== What the task asks ==
Write out the data below in full. Keep it exact.
<<<<
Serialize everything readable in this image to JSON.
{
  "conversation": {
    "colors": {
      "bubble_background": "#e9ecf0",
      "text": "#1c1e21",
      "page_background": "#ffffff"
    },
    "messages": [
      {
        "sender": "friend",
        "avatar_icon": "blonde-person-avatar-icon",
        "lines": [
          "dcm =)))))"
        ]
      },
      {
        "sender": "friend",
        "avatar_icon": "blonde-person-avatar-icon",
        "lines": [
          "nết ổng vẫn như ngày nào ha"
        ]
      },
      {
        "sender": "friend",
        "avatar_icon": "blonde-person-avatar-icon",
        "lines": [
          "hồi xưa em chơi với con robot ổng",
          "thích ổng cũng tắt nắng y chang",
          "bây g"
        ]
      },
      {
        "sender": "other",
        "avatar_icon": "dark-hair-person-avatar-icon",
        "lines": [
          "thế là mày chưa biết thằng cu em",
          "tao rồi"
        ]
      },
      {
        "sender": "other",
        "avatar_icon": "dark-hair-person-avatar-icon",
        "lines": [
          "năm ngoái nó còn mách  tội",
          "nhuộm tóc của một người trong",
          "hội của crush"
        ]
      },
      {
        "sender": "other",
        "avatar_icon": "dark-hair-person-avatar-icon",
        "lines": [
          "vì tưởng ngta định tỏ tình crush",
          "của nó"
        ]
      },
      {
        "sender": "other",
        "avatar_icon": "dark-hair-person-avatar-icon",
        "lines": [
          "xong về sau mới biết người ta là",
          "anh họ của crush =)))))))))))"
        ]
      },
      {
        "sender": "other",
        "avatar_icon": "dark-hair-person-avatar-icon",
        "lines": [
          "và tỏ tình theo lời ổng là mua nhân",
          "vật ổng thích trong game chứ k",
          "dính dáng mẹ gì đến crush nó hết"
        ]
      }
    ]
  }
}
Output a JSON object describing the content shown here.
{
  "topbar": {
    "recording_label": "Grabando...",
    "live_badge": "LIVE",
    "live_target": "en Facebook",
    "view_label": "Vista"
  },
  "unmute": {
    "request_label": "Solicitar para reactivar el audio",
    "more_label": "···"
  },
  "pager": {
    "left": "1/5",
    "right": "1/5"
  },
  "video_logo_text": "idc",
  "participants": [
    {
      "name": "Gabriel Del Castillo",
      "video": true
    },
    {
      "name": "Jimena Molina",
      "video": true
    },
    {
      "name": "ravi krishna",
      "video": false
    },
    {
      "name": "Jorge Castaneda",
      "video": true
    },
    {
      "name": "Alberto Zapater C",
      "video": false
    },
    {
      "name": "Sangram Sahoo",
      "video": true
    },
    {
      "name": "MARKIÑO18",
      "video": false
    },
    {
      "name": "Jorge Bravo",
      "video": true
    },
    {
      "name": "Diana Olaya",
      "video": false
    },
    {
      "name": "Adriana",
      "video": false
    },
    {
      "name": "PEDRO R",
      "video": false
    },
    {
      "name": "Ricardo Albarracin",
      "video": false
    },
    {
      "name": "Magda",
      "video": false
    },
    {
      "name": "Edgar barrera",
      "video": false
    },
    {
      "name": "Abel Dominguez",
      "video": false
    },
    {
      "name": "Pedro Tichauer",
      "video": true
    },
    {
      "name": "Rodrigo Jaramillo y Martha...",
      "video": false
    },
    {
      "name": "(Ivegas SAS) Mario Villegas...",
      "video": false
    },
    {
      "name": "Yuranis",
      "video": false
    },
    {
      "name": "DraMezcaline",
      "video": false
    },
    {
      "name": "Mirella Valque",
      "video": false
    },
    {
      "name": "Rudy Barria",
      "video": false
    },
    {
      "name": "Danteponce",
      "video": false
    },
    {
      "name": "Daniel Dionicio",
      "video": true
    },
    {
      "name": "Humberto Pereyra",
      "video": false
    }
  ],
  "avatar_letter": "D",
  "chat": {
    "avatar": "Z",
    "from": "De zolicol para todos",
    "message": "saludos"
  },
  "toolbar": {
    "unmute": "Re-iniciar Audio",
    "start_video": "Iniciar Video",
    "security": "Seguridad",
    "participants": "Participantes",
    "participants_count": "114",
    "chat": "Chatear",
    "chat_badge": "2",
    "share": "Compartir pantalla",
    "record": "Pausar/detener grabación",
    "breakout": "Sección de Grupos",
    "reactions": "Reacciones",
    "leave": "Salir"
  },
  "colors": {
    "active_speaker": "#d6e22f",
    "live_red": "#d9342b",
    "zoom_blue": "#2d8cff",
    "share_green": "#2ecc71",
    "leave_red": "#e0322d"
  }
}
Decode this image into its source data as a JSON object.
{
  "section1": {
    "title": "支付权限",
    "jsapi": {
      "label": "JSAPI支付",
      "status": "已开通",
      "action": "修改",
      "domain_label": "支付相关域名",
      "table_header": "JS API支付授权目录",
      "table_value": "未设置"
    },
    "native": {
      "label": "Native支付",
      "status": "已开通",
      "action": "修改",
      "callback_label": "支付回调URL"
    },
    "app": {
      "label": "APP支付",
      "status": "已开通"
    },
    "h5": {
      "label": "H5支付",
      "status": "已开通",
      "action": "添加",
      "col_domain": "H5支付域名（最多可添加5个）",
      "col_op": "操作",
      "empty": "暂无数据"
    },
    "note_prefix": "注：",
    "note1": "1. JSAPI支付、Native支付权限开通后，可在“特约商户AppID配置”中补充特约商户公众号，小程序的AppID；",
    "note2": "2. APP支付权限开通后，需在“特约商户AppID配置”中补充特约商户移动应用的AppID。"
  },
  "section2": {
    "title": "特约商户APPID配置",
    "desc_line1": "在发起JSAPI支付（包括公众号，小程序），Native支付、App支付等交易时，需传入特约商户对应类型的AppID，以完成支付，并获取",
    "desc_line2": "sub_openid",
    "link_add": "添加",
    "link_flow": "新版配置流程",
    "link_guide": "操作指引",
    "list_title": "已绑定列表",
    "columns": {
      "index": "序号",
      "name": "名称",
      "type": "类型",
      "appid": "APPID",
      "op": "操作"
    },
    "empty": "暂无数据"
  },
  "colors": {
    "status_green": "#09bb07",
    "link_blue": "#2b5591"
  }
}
>>>>
== Answer for the task ==
Serialize everything readable in this image to JSON.
{
  "conversation": {
    "colors": {
      "bubble_background": "#e9ecf0",
      "text": "#1c1e21",
      "page_background": "#ffffff"
    },
    "messages": [
      {
        "sender": "friend",
        "avatar_icon": "blonde-person-avatar-icon",
        "lines": [
          "dcm =)))))"
        ]
      },
      {
        "sender": "friend",
        "avatar_icon": "blonde-person-avatar-icon",
        "lines": [
          "nết ổng vẫn như ngày nào ha"
        ]
      },
      {
        "sender": "friend",
        "avatar_icon": "blonde-person-avatar-icon",
        "lines": [
          "hồi xưa em chơi với con robot ổng",
          "thích ổng cũng tắt nắng y chang",
          "bây g"
        ]
      },
      {
        "sender": "other",
        "avatar_icon": "dark-hair-person-avatar-icon",
        "lines": [
          "thế là mày chưa biết thằng cu em",
          "tao rồi"
        ]
      },
      {
        "sender": "other",
        "avatar_icon": "dark-hair-person-avatar-icon",
        "lines": [
          "năm ngoái nó còn mách  tội",
          "nhuộm tóc của một người trong",
          "hội của crush"
        ]
      },
      {
        "sender": "other",
        "avatar_icon": "dark-hair-person-avatar-icon",
        "lines": [
          "vì tưởng ngta định tỏ tình crush",
          "của nó"
        ]
      },
      {
        "sender": "other",
        "avatar_icon": "dark-hair-person-avatar-icon",
        "lines": [
          "xong về sau mới biết người ta là",
          "anh họ của crush =)))))))))))"
        ]
      },
      {
        "sender": "other",
        "avatar_icon": "dark-hair-person-avatar-icon",
        "lines": [
          "và tỏ tình theo lời ổng là mua nhân",
          "vật ổng thích trong game chứ k",
          "dính dáng mẹ gì đến crush nó hết"
        ]
      }
    ]
  }
}
Output a JSON object describing the content shown here.
{
  "topbar": {
    "recording_label": "Grabando...",
    "live_badge": "LIVE",
    "live_target": "en Facebook",
    "view_label": "Vista"
  },
  "unmute": {
    "request_label": "Solicitar para reactivar el audio",
    "more_label": "···"
  },
  "pager": {
    "left": "1/5",
    "right": "1/5"
  },
  "video_logo_text": "idc",
  "participants": [
    {
      "name": "Gabriel Del Castillo",
      "video": true
    },
    {
      "name": "Jimena Molina",
      "video": true
    },
    {
      "name": "ravi krishna",
      "video": false
    },
    {
      "name": "Jorge Castaneda",
      "video": true
    },
    {
      "name": "Alberto Zapater C",
      "video": false
    },
    {
      "name": "Sangram Sahoo",
      "video": true
    },
    {
      "name": "MARKIÑO18",
      "video": false
    },
    {
      "name": "Jorge Bravo",
      "video": true
    },
    {
      "name": "Diana Olaya",
      "video": false
    },
    {
      "name": "Adriana",
      "video": false
    },
    {
      "name": "PEDRO R",
      "video": false
    },
    {
      "name": "Ricardo Albarracin",
      "video": false
    },
    {
      "name": "Magda",
      "video": false
    },
    {
      "name": "Edgar barrera",
      "video": false
    },
    {
      "name": "Abel Dominguez",
      "video": false
    },
    {
      "name": "Pedro Tichauer",
      "video": true
    },
    {
      "name": "Rodrigo Jaramillo y Martha...",
      "video": false
    },
    {
      "name": "(Ivegas SAS) Mario Villegas...",
      "video": false
    },
    {
      "name": "Yuranis",
      "video": false
    },
    {
      "name": "DraMezcaline",
      "video": false
    },
    {
      "name": "Mirella Valque",
      "video": false
    },
    {
      "name": "Rudy Barria",
      "video": false
    },
    {
      "name": "Danteponce",
      "video": false
    },
    {
      "name": "Daniel Dionicio",
      "video": true
    },
    {
      "name": "Humberto Pereyra",
      "video": false
    }
  ],
  "avatar_letter": "D",
  "chat": {
    "avatar": "Z",
    "from": "De zolicol para todos",
    "message": "saludos"
  },
  "toolbar": {
    "unmute": "Re-iniciar Audio",
    "start_video": "Iniciar Video",
    "security": "Seguridad",
    "participants": "Participantes",
    "participants_count": "114",
    "chat": "Chatear",
    "chat_badge": "2",
    "share": "Compartir pantalla",
    "record": "Pausar/detener grabación",
    "breakout": "Sección de Grupos",
    "reactions": "Reacciones",
    "leave": "Salir"
  },
  "colors": {
    "active_speaker": "#d6e22f",
    "live_red": "#d9342b",
    "zoom_blue": "#2d8cff",
    "share_green": "#2ecc71",
    "leave_red": "#e0322d"
  }
}
Decode this image into its source data as a JSON object.
{
  "section1": {
    "title": "支付权限",
    "jsapi": {
      "label": "JSAPI支付",
      "status": "已开通",
      "action": "修改",
      "domain_label": "支付相关域名",
      "table_header": "JS API支付授权目录",
      "table_value": "未设置"
    },
    "native": {
      "label": "Native支付",
      "status": "已开通",
      "action": "修改",
      "callback_label": "支付回调URL"
    },
    "app": {
      "label": "APP支付",
      "status": "已开通"
    },
    "h5": {
      "label": "H5支付",
      "status": "已开通",
      "action": "添加",
      "col_domain": "H5支付域名（最多可添加5个）",
      "col_op": "操作",
      "empty": "暂无数据"
    },
    "note_prefix": "注：",
    "note1": "1. JSAPI支付、Native支付权限开通后，可在“特约商户AppID配置”中补充特约商户公众号，小程序的AppID；",
    "note2": "2. APP支付权限开通后，需在“特约商户AppID配置”中补充特约商户移动应用的AppID。"
  },
  "section2": {
    "title": "特约商户APPID配置",
    "desc_line1": "在发起JSAPI支付（包括公众号，小程序），Native支付、App支付等交易时，需传入特约商户对应类型的AppID，以完成支付，并获取",
    "desc_line2": "sub_openid",
    "link_add": "添加",
    "link_flow": "新版配置流程",
    "link_guide": "操作指引",
    "list_title": "已绑定列表",
    "columns": {
      "index": "序号",
      "name": "名称",
      "type": "类型",
      "appid": "APPID",
      "op": "操作"
    },
    "empty": "暂无数据"
  },
  "colors": {
    "status_green": "#09bb07",
    "link_blue": "#2b5591"
  }
}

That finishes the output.